__PROBLEM DETAILS__
Rewrite every one of the rows below as a numbered list, leaving out any blank lines.

__RECORD SET__
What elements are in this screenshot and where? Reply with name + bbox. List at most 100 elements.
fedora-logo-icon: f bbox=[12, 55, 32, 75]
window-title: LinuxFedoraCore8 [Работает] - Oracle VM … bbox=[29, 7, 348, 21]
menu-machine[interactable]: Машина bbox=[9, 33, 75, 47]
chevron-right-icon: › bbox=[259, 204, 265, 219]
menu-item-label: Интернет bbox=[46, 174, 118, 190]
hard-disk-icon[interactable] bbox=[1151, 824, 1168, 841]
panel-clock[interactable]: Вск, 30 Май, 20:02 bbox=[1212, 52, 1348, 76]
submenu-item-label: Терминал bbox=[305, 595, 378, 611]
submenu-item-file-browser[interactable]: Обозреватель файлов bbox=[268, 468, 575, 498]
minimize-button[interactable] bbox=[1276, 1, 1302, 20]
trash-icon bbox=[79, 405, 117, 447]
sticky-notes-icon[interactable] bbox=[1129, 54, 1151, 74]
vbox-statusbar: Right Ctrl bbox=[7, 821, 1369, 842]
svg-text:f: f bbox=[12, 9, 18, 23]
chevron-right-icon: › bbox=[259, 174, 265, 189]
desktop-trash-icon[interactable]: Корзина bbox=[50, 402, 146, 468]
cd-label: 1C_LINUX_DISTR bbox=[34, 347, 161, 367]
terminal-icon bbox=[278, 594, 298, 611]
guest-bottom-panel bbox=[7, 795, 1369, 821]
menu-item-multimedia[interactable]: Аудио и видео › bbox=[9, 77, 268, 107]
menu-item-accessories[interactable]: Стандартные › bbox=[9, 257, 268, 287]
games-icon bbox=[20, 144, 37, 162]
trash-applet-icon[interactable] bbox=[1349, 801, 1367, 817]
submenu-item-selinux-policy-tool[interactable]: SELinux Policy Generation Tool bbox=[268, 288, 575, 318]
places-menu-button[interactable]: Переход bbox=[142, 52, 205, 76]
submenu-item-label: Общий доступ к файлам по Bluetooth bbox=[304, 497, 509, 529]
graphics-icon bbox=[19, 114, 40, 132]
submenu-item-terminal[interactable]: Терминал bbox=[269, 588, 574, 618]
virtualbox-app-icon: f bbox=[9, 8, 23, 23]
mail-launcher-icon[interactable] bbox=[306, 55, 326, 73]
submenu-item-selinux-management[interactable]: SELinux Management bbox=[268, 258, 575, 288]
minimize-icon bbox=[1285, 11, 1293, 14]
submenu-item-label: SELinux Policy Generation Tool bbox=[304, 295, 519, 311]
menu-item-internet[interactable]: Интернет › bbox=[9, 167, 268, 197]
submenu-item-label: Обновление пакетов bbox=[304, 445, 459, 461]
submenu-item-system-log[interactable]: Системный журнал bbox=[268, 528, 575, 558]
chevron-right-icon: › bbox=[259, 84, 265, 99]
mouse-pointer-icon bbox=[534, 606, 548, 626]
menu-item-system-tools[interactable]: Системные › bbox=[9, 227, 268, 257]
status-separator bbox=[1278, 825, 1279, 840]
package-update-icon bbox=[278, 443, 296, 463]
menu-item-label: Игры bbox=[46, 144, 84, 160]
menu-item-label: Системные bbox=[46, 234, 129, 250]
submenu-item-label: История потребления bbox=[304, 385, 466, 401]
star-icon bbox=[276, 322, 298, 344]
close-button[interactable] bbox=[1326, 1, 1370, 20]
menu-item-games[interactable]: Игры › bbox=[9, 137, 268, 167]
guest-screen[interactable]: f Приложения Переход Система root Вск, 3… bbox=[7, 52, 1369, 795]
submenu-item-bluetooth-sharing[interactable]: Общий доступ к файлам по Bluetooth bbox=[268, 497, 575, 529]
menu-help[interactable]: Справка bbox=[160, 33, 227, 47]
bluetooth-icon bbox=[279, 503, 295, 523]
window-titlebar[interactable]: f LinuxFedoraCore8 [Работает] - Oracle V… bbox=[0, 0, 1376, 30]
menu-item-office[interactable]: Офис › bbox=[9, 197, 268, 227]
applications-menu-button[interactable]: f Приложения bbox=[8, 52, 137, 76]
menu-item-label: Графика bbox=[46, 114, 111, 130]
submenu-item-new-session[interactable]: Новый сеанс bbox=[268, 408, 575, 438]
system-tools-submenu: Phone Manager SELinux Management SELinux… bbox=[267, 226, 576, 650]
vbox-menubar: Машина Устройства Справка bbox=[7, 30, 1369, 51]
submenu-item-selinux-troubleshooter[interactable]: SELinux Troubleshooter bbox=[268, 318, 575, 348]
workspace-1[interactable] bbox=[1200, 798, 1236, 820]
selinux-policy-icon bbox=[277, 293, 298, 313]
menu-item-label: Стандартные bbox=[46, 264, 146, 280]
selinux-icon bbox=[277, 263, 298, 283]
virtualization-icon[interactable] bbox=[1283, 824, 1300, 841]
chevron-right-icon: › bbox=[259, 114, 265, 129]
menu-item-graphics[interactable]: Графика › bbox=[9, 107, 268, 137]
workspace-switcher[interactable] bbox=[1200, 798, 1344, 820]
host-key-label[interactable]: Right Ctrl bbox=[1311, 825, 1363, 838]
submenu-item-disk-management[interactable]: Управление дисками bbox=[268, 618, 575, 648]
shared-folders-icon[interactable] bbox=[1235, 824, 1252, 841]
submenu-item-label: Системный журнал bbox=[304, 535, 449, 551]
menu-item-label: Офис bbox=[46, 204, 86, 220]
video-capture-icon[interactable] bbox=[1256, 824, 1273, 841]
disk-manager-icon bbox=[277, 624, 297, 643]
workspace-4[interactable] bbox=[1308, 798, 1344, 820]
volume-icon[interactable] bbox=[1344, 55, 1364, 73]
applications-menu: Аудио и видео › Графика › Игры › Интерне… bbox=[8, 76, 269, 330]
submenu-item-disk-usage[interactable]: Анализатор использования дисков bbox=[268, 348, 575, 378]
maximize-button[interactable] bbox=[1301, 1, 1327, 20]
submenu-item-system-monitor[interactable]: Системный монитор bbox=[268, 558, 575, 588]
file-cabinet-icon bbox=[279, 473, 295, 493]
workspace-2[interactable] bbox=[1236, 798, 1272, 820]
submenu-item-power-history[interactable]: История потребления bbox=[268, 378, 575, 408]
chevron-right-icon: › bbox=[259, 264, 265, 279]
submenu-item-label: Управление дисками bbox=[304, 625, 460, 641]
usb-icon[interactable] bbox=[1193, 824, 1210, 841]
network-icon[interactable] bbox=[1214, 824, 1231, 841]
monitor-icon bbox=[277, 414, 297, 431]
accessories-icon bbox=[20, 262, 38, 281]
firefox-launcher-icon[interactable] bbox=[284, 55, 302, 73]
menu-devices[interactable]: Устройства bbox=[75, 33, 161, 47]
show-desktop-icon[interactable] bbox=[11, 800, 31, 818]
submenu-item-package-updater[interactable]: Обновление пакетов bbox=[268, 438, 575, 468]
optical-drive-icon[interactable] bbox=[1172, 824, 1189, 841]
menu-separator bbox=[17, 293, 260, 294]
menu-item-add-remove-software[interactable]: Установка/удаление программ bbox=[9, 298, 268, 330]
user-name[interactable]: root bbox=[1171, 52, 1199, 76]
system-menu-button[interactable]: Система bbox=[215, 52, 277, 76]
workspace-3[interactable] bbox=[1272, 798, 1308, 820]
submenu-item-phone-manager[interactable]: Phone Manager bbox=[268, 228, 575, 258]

__RESULT FOR THIS EXERCISE__
1. What elements are in this screenshot and where? Reply with name + bbox. List at most 100 elements.
2. fedora-logo-icon: f bbox=[12, 55, 32, 75]
3. window-title: LinuxFedoraCore8 [Работает] - Oracle VM … bbox=[29, 7, 348, 21]
4. menu-machine[interactable]: Машина bbox=[9, 33, 75, 47]
5. chevron-right-icon: › bbox=[259, 204, 265, 219]
6. menu-item-label: Интернет bbox=[46, 174, 118, 190]
7. hard-disk-icon[interactable] bbox=[1151, 824, 1168, 841]
8. panel-clock[interactable]: Вск, 30 Май, 20:02 bbox=[1212, 52, 1348, 76]
9. submenu-item-label: Терминал bbox=[305, 595, 378, 611]
10. submenu-item-file-browser[interactable]: Обозреватель файлов bbox=[268, 468, 575, 498]
11. minimize-button[interactable] bbox=[1276, 1, 1302, 20]
12. trash-icon bbox=[79, 405, 117, 447]
13. sticky-notes-icon[interactable] bbox=[1129, 54, 1151, 74]
14. vbox-statusbar: Right Ctrl bbox=[7, 821, 1369, 842]
15. svg-text:f: f bbox=[12, 9, 18, 23]
16. chevron-right-icon: › bbox=[259, 174, 265, 189]
17. desktop-trash-icon[interactable]: Корзина bbox=[50, 402, 146, 468]
18. cd-label: 1C_LINUX_DISTR bbox=[34, 347, 161, 367]
19. terminal-icon bbox=[278, 594, 298, 611]
20. guest-bottom-panel bbox=[7, 795, 1369, 821]
21. menu-item-multimedia[interactable]: Аудио и видео › bbox=[9, 77, 268, 107]
22. menu-item-accessories[interactable]: Стандартные › bbox=[9, 257, 268, 287]
23. games-icon bbox=[20, 144, 37, 162]
24. trash-applet-icon[interactable] bbox=[1349, 801, 1367, 817]
25. submenu-item-selinux-policy-tool[interactable]: SELinux Policy Generation Tool bbox=[268, 288, 575, 318]
26. places-menu-button[interactable]: Переход bbox=[142, 52, 205, 76]
27. submenu-item-label: Общий доступ к файлам по Bluetooth bbox=[304, 497, 509, 529]
28. graphics-icon bbox=[19, 114, 40, 132]
29. submenu-item-terminal[interactable]: Терминал bbox=[269, 588, 574, 618]
30. virtualbox-app-icon: f bbox=[9, 8, 23, 23]
31. mail-launcher-icon[interactable] bbox=[306, 55, 326, 73]
32. submenu-item-selinux-management[interactable]: SELinux Management bbox=[268, 258, 575, 288]
33. minimize-icon bbox=[1285, 11, 1293, 14]
34. submenu-item-label: SELinux Policy Generation Tool bbox=[304, 295, 519, 311]
35. menu-item-internet[interactable]: Интернет › bbox=[9, 167, 268, 197]
36. submenu-item-label: Обновление пакетов bbox=[304, 445, 459, 461]
37. submenu-item-system-log[interactable]: Системный журнал bbox=[268, 528, 575, 558]
38. chevron-right-icon: › bbox=[259, 84, 265, 99]
39. mouse-pointer-icon bbox=[534, 606, 548, 626]
40. menu-item-system-tools[interactable]: Системные › bbox=[9, 227, 268, 257]
41. status-separator bbox=[1278, 825, 1279, 840]
42. package-update-icon bbox=[278, 443, 296, 463]
43. menu-item-label: Игры bbox=[46, 144, 84, 160]
44. menu-item-label: Системные bbox=[46, 234, 129, 250]
45. submenu-item-label: История потребления bbox=[304, 385, 466, 401]
46. star-icon bbox=[276, 322, 298, 344]
47. close-button[interactable] bbox=[1326, 1, 1370, 20]
48. menu-item-games[interactable]: Игры › bbox=[9, 137, 268, 167]
49. guest-screen[interactable]: f Приложения Переход Система root Вск, 3… bbox=[7, 52, 1369, 795]
50. submenu-item-bluetooth-sharing[interactable]: Общий доступ к файлам по Bluetooth bbox=[268, 497, 575, 529]
51. menu-help[interactable]: Справка bbox=[160, 33, 227, 47]
52. bluetooth-icon bbox=[279, 503, 295, 523]
53. window-titlebar[interactable]: f LinuxFedoraCore8 [Работает] - Oracle V… bbox=[0, 0, 1376, 30]
54. menu-item-office[interactable]: Офис › bbox=[9, 197, 268, 227]
55. applications-menu-button[interactable]: f Приложения bbox=[8, 52, 137, 76]
56. menu-item-label: Графика bbox=[46, 114, 111, 130]
57. submenu-item-new-session[interactable]: Новый сеанс bbox=[268, 408, 575, 438]
58. system-tools-submenu: Phone Manager SELinux Management SELinux… bbox=[267, 226, 576, 650]
59. vbox-menubar: Машина Устройства Справка bbox=[7, 30, 1369, 51]
60. submenu-item-selinux-troubleshooter[interactable]: SELinux Troubleshooter bbox=[268, 318, 575, 348]
61. workspace-1[interactable] bbox=[1200, 798, 1236, 820]
62. selinux-policy-icon bbox=[277, 293, 298, 313]
63. menu-item-label: Стандартные bbox=[46, 264, 146, 280]
64. selinux-icon bbox=[277, 263, 298, 283]
65. virtualization-icon[interactable] bbox=[1283, 824, 1300, 841]
66. chevron-right-icon: › bbox=[259, 114, 265, 129]
67. menu-item-graphics[interactable]: Графика › bbox=[9, 107, 268, 137]
68. workspace-switcher[interactable] bbox=[1200, 798, 1344, 820]
69. host-key-label[interactable]: Right Ctrl bbox=[1311, 825, 1363, 838]
70. submenu-item-disk-management[interactable]: Управление дисками bbox=[268, 618, 575, 648]
71. shared-folders-icon[interactable] bbox=[1235, 824, 1252, 841]
72. submenu-item-label: Системный журнал bbox=[304, 535, 449, 551]
73. menu-item-label: Офис bbox=[46, 204, 86, 220]
74. video-capture-icon[interactable] bbox=[1256, 824, 1273, 841]
75. disk-manager-icon bbox=[277, 624, 297, 643]
76. workspace-4[interactable] bbox=[1308, 798, 1344, 820]
77. volume-icon[interactable] bbox=[1344, 55, 1364, 73]
78. applications-menu: Аудио и видео › Графика › Игры › Интерне… bbox=[8, 76, 269, 330]
79. submenu-item-disk-usage[interactable]: Анализатор использования дисков bbox=[268, 348, 575, 378]
80. maximize-button[interactable] bbox=[1301, 1, 1327, 20]
81. submenu-item-system-monitor[interactable]: Системный монитор bbox=[268, 558, 575, 588]
82. file-cabinet-icon bbox=[279, 473, 295, 493]
83. workspace-2[interactable] bbox=[1236, 798, 1272, 820]
84. submenu-item-power-history[interactable]: История потребления bbox=[268, 378, 575, 408]
85. chevron-right-icon: › bbox=[259, 264, 265, 279]
86. submenu-item-label: Управление дисками bbox=[304, 625, 460, 641]
87. usb-icon[interactable] bbox=[1193, 824, 1210, 841]
88. network-icon[interactable] bbox=[1214, 824, 1231, 841]
89. monitor-icon bbox=[277, 414, 297, 431]
90. accessories-icon bbox=[20, 262, 38, 281]
91. firefox-launcher-icon[interactable] bbox=[284, 55, 302, 73]
92. menu-devices[interactable]: Устройства bbox=[75, 33, 161, 47]
93. show-desktop-icon[interactable] bbox=[11, 800, 31, 818]
94. submenu-item-package-updater[interactable]: Обновление пакетов bbox=[268, 438, 575, 468]
95. optical-drive-icon[interactable] bbox=[1172, 824, 1189, 841]
96. menu-separator bbox=[17, 293, 260, 294]
97. menu-item-add-remove-software[interactable]: Установка/удаление программ bbox=[9, 298, 268, 330]
98. user-name[interactable]: root bbox=[1171, 52, 1199, 76]
99. system-menu-button[interactable]: Система bbox=[215, 52, 277, 76]
100. workspace-3[interactable] bbox=[1272, 798, 1308, 820]
101. submenu-item-phone-manager[interactable]: Phone Manager bbox=[268, 228, 575, 258]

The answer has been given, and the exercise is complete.